■ **What to work on**
All material below is to be reproduced exactly.

## Begin Supplied material

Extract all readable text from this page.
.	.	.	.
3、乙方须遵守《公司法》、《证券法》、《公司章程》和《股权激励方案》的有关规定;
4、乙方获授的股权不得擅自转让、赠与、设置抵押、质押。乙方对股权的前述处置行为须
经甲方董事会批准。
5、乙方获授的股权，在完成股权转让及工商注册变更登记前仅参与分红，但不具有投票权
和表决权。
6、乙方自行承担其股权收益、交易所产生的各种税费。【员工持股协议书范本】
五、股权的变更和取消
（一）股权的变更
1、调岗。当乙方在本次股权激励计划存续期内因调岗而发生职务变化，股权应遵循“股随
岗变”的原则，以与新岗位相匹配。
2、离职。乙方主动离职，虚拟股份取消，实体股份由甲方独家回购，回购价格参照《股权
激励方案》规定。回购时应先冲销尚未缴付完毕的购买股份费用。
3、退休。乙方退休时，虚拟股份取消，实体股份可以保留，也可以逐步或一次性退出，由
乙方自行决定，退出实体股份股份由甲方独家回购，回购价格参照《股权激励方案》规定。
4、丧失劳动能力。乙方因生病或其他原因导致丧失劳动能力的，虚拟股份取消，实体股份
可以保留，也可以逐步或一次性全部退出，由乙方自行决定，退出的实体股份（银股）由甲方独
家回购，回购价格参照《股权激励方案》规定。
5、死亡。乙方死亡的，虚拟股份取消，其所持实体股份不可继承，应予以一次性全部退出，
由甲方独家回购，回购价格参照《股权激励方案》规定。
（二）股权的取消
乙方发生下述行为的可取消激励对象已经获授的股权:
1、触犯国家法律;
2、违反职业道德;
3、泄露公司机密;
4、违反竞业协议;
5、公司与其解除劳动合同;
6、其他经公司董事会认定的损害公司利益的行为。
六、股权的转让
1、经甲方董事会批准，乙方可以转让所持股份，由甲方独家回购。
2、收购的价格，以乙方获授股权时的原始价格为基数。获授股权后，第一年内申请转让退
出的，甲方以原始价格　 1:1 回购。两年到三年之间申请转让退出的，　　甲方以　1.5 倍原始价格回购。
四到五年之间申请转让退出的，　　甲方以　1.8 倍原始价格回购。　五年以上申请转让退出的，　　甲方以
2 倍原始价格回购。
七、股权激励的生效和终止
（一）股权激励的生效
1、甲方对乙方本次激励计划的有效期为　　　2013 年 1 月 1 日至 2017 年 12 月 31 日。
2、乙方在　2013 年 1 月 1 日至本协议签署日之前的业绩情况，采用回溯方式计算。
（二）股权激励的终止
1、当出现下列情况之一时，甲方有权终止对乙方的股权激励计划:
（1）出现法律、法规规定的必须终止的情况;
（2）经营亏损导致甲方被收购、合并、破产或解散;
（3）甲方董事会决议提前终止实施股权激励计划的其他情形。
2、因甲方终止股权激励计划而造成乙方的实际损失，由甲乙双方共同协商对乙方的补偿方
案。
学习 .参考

## End Supplied material

■ **Written answer**
Extract all readable text from this page.
.	.	.	.
3、乙方须遵守《公司法》、《证券法》、《公司章程》和《股权激励方案》的有关规定;
4、乙方获授的股权不得擅自转让、赠与、设置抵押、质押。乙方对股权的前述处置行为须
经甲方董事会批准。
5、乙方获授的股权，在完成股权转让及工商注册变更登记前仅参与分红，但不具有投票权
和表决权。
6、乙方自行承担其股权收益、交易所产生的各种税费。【员工持股协议书范本】
五、股权的变更和取消
（一）股权的变更
1、调岗。当乙方在本次股权激励计划存续期内因调岗而发生职务变化，股权应遵循“股随
岗变”的原则，以与新岗位相匹配。
2、离职。乙方主动离职，虚拟股份取消，实体股份由甲方独家回购，回购价格参照《股权
激励方案》规定。回购时应先冲销尚未缴付完毕的购买股份费用。
3、退休。乙方退休时，虚拟股份取消，实体股份可以保留，也可以逐步或一次性退出，由
乙方自行决定，退出实体股份股份由甲方独家回购，回购价格参照《股权激励方案》规定。
4、丧失劳动能力。乙方因生病或其他原因导致丧失劳动能力的，虚拟股份取消，实体股份
可以保留，也可以逐步或一次性全部退出，由乙方自行决定，退出的实体股份（银股）由甲方独
家回购，回购价格参照《股权激励方案》规定。
5、死亡。乙方死亡的，虚拟股份取消，其所持实体股份不可继承，应予以一次性全部退出，
由甲方独家回购，回购价格参照《股权激励方案》规定。
（二）股权的取消
乙方发生下述行为的可取消激励对象已经获授的股权:
1、触犯国家法律;
2、违反职业道德;
3、泄露公司机密;
4、违反竞业协议;
5、公司与其解除劳动合同;
6、其他经公司董事会认定的损害公司利益的行为。
六、股权的转让
1、经甲方董事会批准，乙方可以转让所持股份，由甲方独家回购。
2、收购的价格，以乙方获授股权时的原始价格为基数。获授股权后，第一年内申请转让退
出的，甲方以原始价格　 1:1 回购。两年到三年之间申请转让退出的，　　甲方以　1.5 倍原始价格回购。
四到五年之间申请转让退出的，　　甲方以　1.8 倍原始价格回购。　五年以上申请转让退出的，　　甲方以
2 倍原始价格回购。
七、股权激励的生效和终止
（一）股权激励的生效
1、甲方对乙方本次激励计划的有效期为　　　2013 年 1 月 1 日至 2017 年 12 月 31 日。
2、乙方在　2013 年 1 月 1 日至本协议签署日之前的业绩情况，采用回溯方式计算。
（二）股权激励的终止
1、当出现下列情况之一时，甲方有权终止对乙方的股权激励计划:
（1）出现法律、法规规定的必须终止的情况;
（2）经营亏损导致甲方被收购、合并、破产或解散;
（3）甲方董事会决议提前终止实施股权激励计划的其他情形。
2、因甲方终止股权激励计划而造成乙方的实际损失，由甲乙双方共同协商对乙方的补偿方
案。
学习 .参考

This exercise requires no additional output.